--- START OF Data for processing ---

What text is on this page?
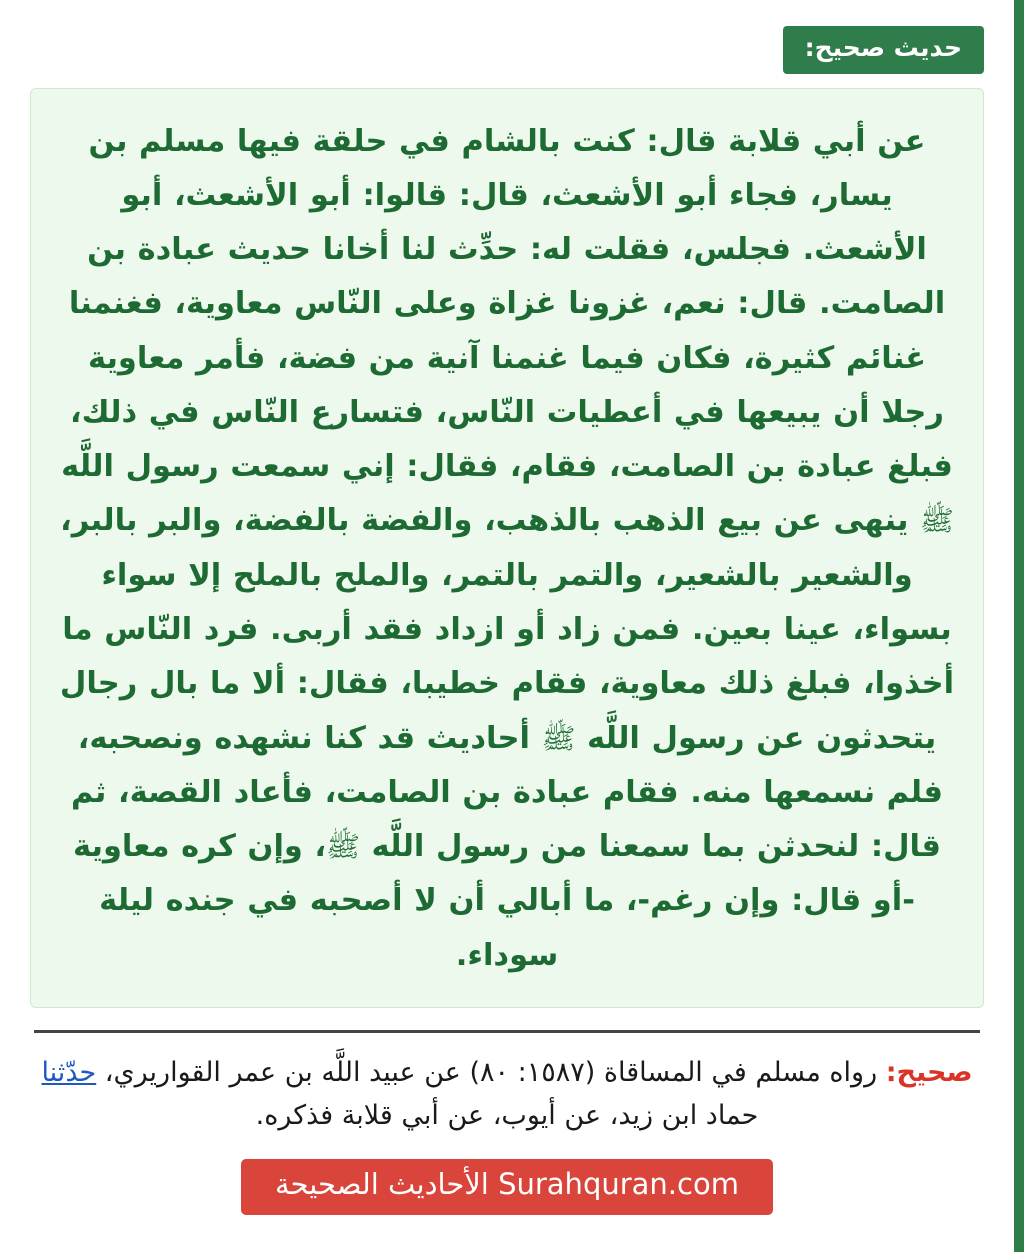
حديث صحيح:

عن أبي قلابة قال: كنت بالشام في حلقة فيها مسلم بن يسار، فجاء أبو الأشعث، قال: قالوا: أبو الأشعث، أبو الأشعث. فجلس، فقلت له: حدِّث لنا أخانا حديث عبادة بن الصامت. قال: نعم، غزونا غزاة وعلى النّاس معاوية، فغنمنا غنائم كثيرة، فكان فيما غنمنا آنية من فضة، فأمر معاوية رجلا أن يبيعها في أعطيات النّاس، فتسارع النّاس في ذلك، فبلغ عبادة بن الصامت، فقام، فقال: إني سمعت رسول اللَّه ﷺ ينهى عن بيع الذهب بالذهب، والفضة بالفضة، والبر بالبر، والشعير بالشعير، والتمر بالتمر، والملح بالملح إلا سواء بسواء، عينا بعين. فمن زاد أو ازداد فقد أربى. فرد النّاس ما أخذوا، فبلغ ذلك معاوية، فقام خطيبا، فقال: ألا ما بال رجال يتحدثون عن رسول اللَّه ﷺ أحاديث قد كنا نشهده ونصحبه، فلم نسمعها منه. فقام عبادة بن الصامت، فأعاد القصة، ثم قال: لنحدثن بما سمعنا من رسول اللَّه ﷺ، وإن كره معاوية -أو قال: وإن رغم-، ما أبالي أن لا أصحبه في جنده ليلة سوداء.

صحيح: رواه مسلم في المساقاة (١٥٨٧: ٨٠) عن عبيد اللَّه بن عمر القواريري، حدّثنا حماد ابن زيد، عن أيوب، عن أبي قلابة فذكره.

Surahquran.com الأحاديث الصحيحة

--- END OF Data for processing ---

Problem description - All of the data needs repeating exactly, but the pictures do not.

The reply -
What text is on this page?
حديث صحيح:

عن أبي قلابة قال: كنت بالشام في حلقة فيها مسلم بن يسار، فجاء أبو الأشعث، قال: قالوا: أبو الأشعث، أبو الأشعث. فجلس، فقلت له: حدِّث لنا أخانا حديث عبادة بن الصامت. قال: نعم، غزونا غزاة وعلى النّاس معاوية، فغنمنا غنائم كثيرة، فكان فيما غنمنا آنية من فضة، فأمر معاوية رجلا أن يبيعها في أعطيات النّاس، فتسارع النّاس في ذلك، فبلغ عبادة بن الصامت، فقام، فقال: إني سمعت رسول اللَّه ﷺ ينهى عن بيع الذهب بالذهب، والفضة بالفضة، والبر بالبر، والشعير بالشعير، والتمر بالتمر، والملح بالملح إلا سواء بسواء، عينا بعين. فمن زاد أو ازداد فقد أربى. فرد النّاس ما أخذوا، فبلغ ذلك معاوية، فقام خطيبا، فقال: ألا ما بال رجال يتحدثون عن رسول اللَّه ﷺ أحاديث قد كنا نشهده ونصحبه، فلم نسمعها منه. فقام عبادة بن الصامت، فأعاد القصة، ثم قال: لنحدثن بما سمعنا من رسول اللَّه ﷺ، وإن كره معاوية -أو قال: وإن رغم-، ما أبالي أن لا أصحبه في جنده ليلة سوداء.

صحيح: رواه مسلم في المساقاة (١٥٨٧: ٨٠) عن عبيد اللَّه بن عمر القواريري، حدّثنا حماد ابن زيد، عن أيوب، عن أبي قلابة فذكره.

Surahquran.com الأحاديث الصحيحة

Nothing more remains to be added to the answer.